Aim
Copy out only the lines running from the one that contains "Give me a plain-text" through the end of the listing. Pictures stay out.
··· Provided entries ···
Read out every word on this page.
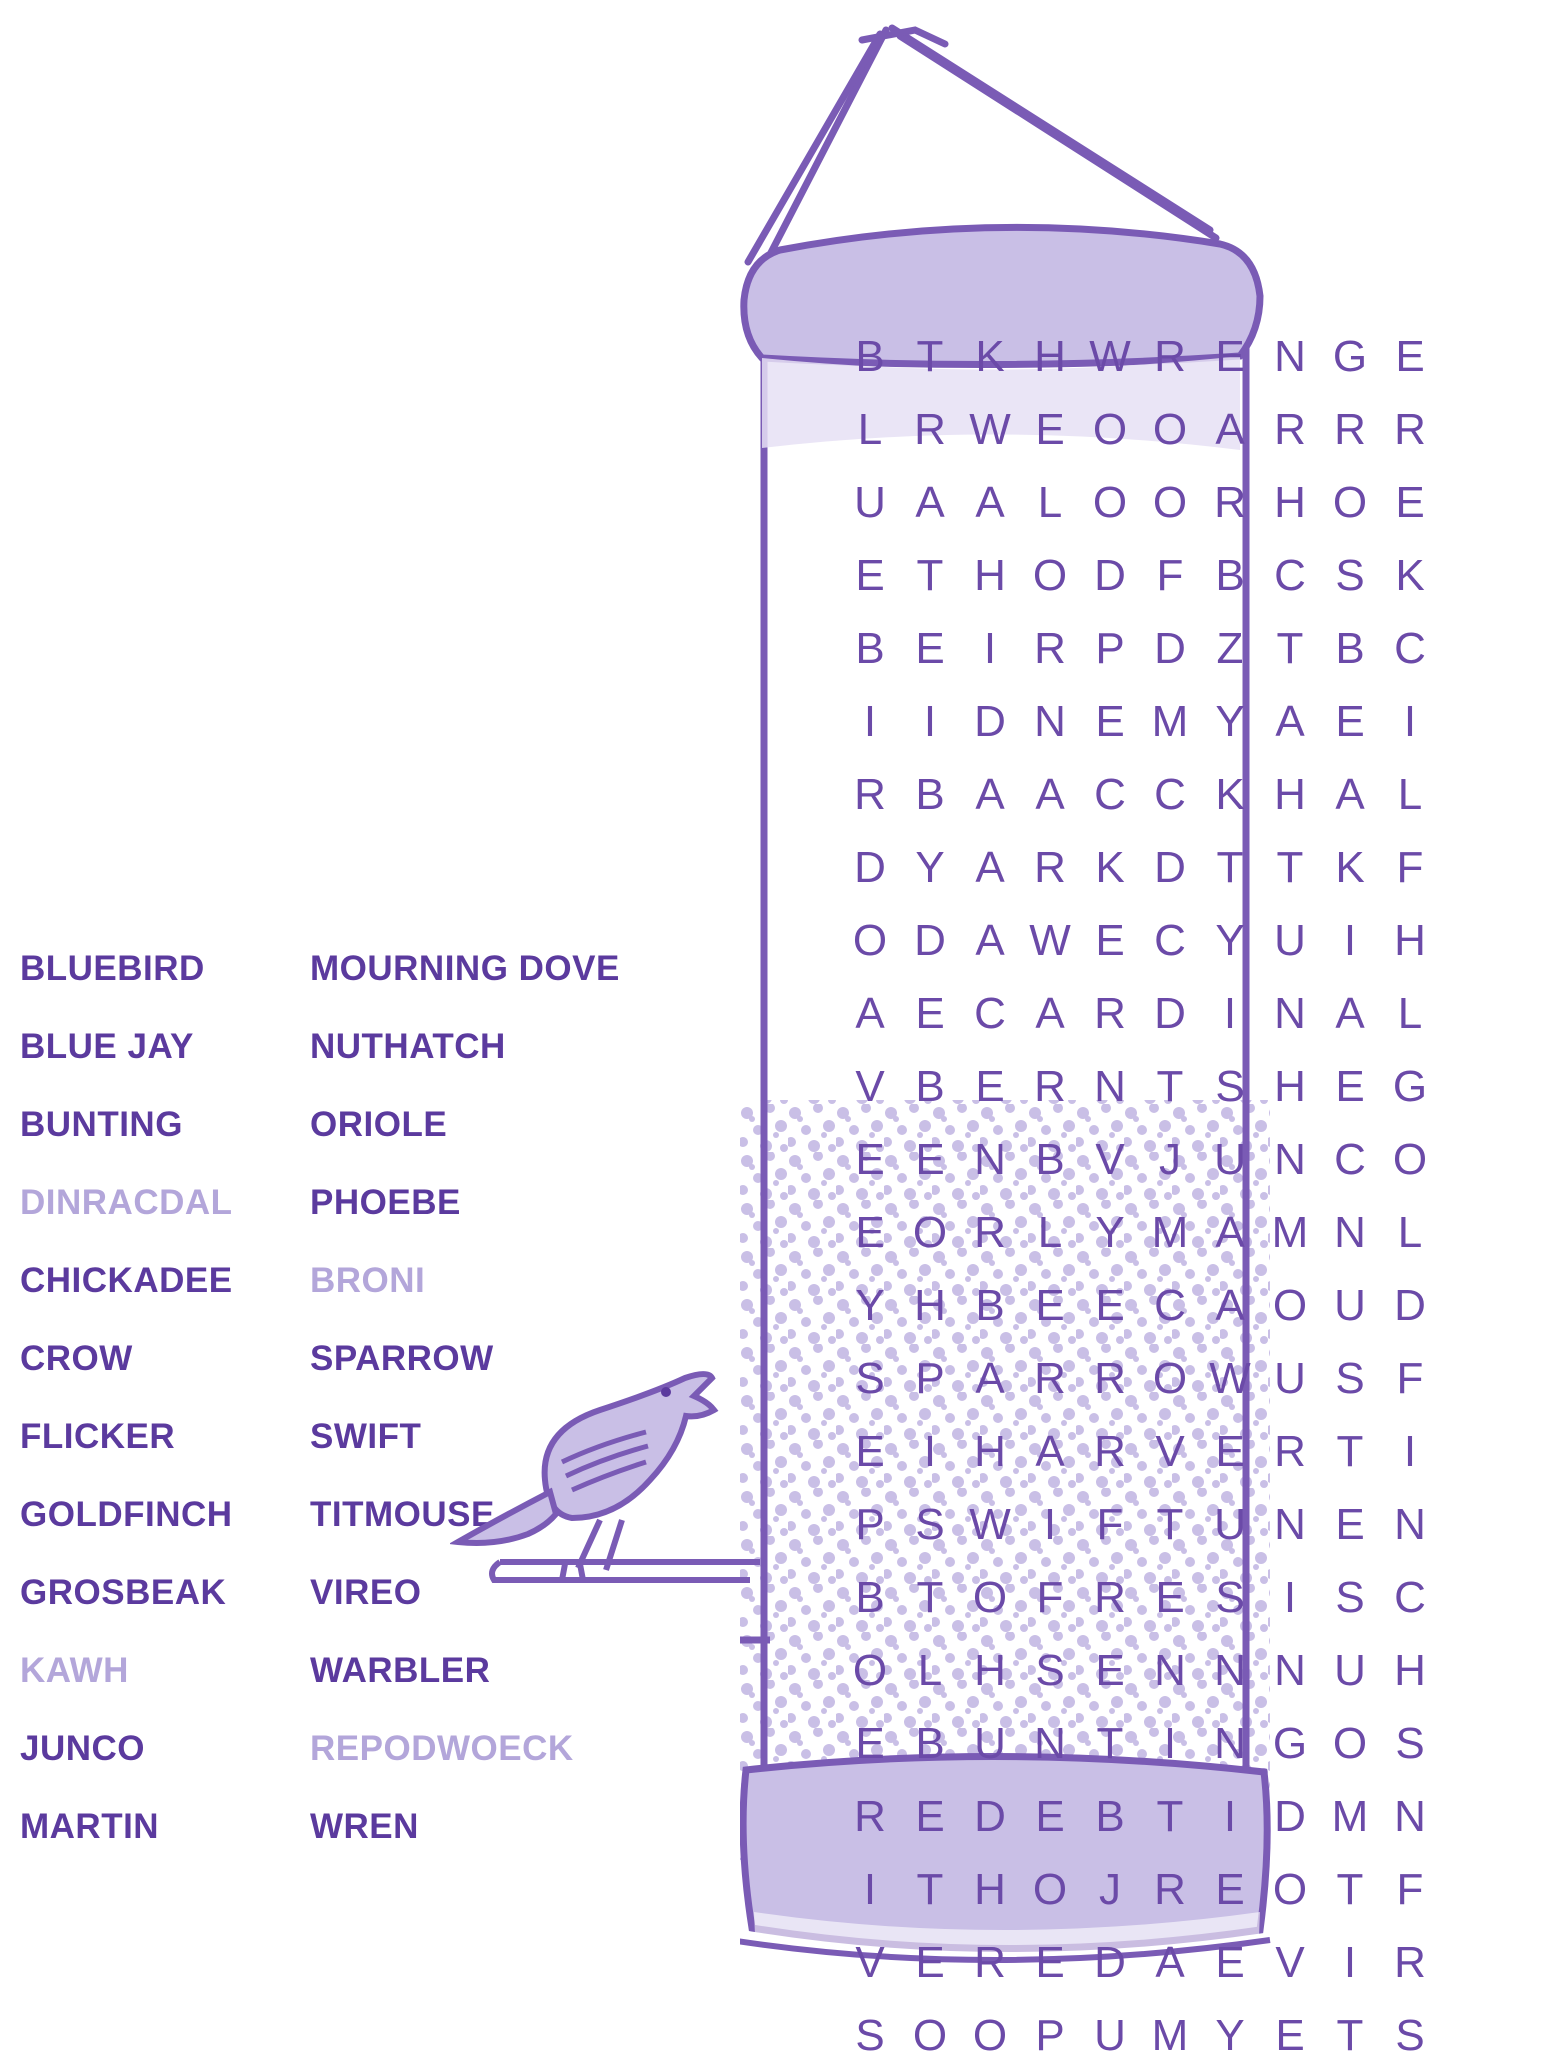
B T K H W R E N G E
L R W E O O A R R R
U A A L O O R H O E
E T H O D F B C S K
B E I R P D Z T B C
I	I D N E M Y A E I
R B A A C C K H A L
D Y A R K D T T K F
O D A W E C Y U I H
A E C A R D I N A L
V B E R N T S H E G
E E N B V J U N C O
E O R L Y M A M N L
Y H B E E C A O U D
S P A R R O W U S F
E I H A R V E R T I
P S W I F T U N E N
B T O F R E S I S C
O L H S E N N N U H
E B U N T I N G O S
R E D E B T I D M N
I T H O J R E O T F
V E R E D A E V I R
S O O P U M Y E T S
BLUEBIRD
BLUE JAY
BUNTING
DINRACDAL
CHICKADEE
CROW
FLICKER
GOLDFINCH
GROSBEAK
KAWH
JUNCO
MARTIN
MOURNING DOVE
NUTHATCH
ORIOLE
PHOEBE
BRONI
SPARROW
SWIFT
TITMOUSE
VIREO
WARBLER
REPODWOECK
WREN
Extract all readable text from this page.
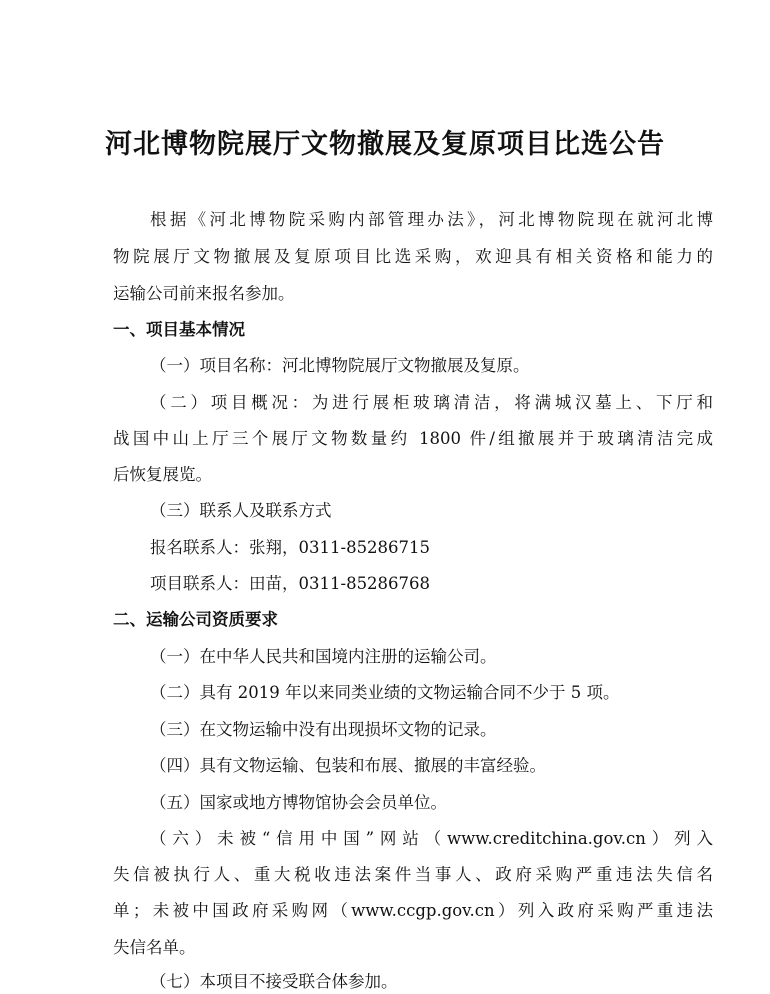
河北博物院展厅文物撤展及复原项目比选公告

根据《河北博物院采购内部管理办法》，河北博物院现在就河北博

物院展厅文物撤展及复原项目比选采购，欢迎具有相关资格和能力的

运输公司前来报名参加。

一、项目基本情况

（一）项目名称：河北博物院展厅文物撤展及复原。

（二）项目概况：为进行展柜玻璃清洁，将满城汉墓上、下厅和

战国中山上厅三个展厅文物数量约 1800 件/组撤展并于玻璃清洁完成

后恢复展览。

（三）联系人及联系方式

报名联系人：张翔，0311-85286715

项目联系人：田苗，0311-85286768

二、运输公司资质要求

（一）在中华人民共和国境内注册的运输公司。

（二）具有 2019 年以来同类业绩的文物运输合同不少于 5 项。

（三）在文物运输中没有出现损坏文物的记录。

（四）具有文物运输、包装和布展、撤展的丰富经验。

（五）国家或地方博物馆协会会员单位。

（六）未被“信用中国”网站（www.creditchina.gov.cn）列入

失信被执行人、重大税收违法案件当事人、政府采购严重违法失信名

单；未被中国政府采购网（www.ccgp.gov.cn）列入政府采购严重违法

失信名单。

（七）本项目不接受联合体参加。
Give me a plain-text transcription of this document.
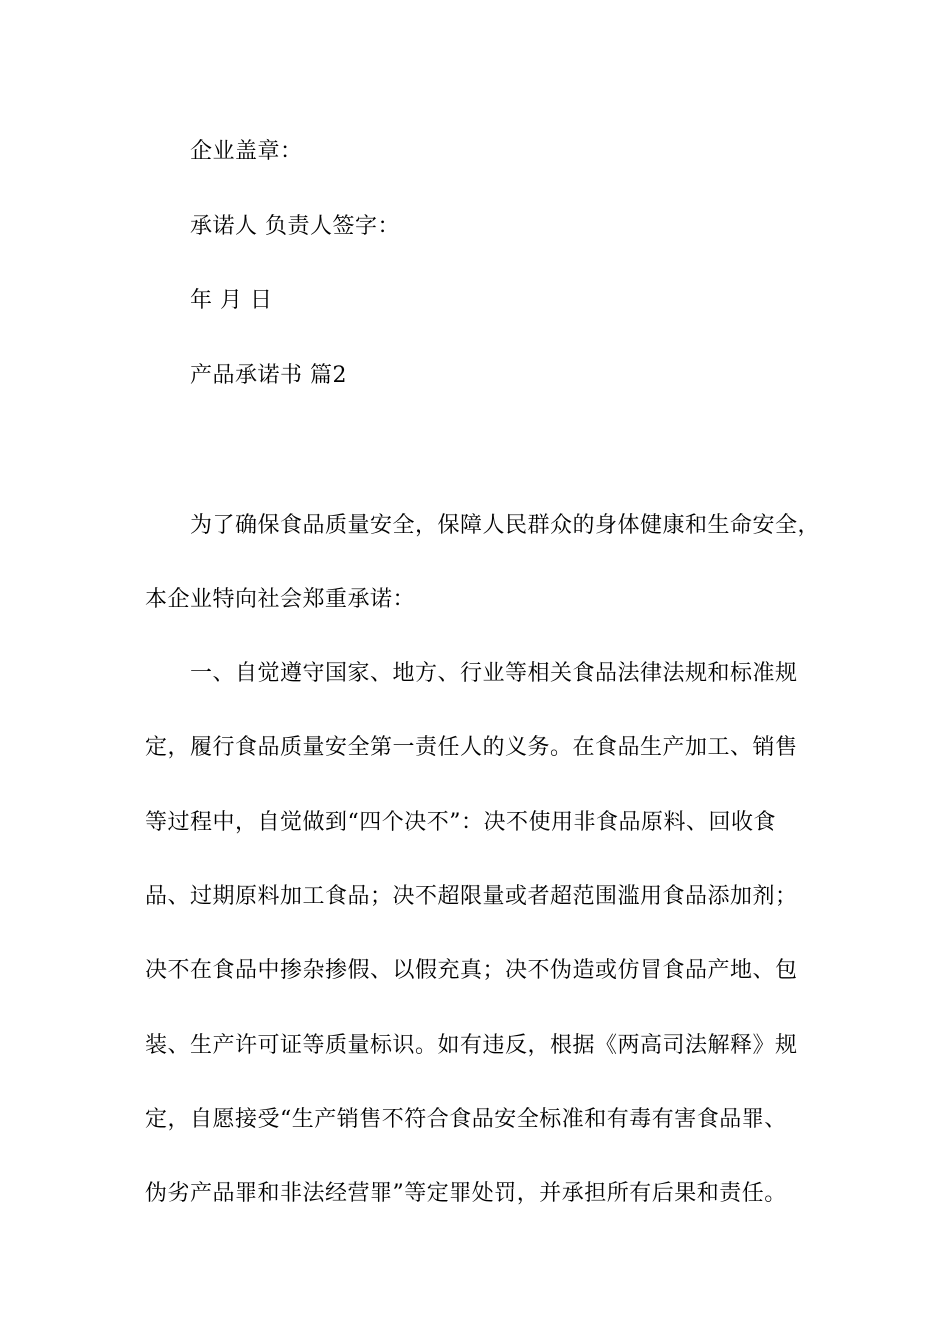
企业盖章：
承诺人 负责人签字：
年 月 日
产品承诺书 篇2
为了确保食品质量安全，保障人民群众的身体健康和生命安全，
本企业特向社会郑重承诺：
一、自觉遵守国家、地方、行业等相关食品法律法规和标准规
定，履行食品质量安全第一责任人的义务。在食品生产加工、销售
等过程中，自觉做到“四个决不”：决不使用非食品原料、回收食
品、过期原料加工食品；决不超限量或者超范围滥用食品添加剂；
决不在食品中掺杂掺假、以假充真；决不伪造或仿冒食品产地、包
装、生产许可证等质量标识。如有违反，根据《两高司法解释》规
定，自愿接受“生产销售不符合食品安全标准和有毒有害食品罪、
伪劣产品罪和非法经营罪”等定罪处罚，并承担所有后果和责任。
···
Answer to the problem
Give me a plain-text transcription of this document.
企业盖章：
承诺人 负责人签字：
年 月 日
产品承诺书 篇2
为了确保食品质量安全，保障人民群众的身体健康和生命安全，
本企业特向社会郑重承诺：
一、自觉遵守国家、地方、行业等相关食品法律法规和标准规
定，履行食品质量安全第一责任人的义务。在食品生产加工、销售
等过程中，自觉做到“四个决不”：决不使用非食品原料、回收食
品、过期原料加工食品；决不超限量或者超范围滥用食品添加剂；
决不在食品中掺杂掺假、以假充真；决不伪造或仿冒食品产地、包
装、生产许可证等质量标识。如有违反，根据《两高司法解释》规
定，自愿接受“生产销售不符合食品安全标准和有毒有害食品罪、
伪劣产品罪和非法经营罪”等定罪处罚，并承担所有后果和责任。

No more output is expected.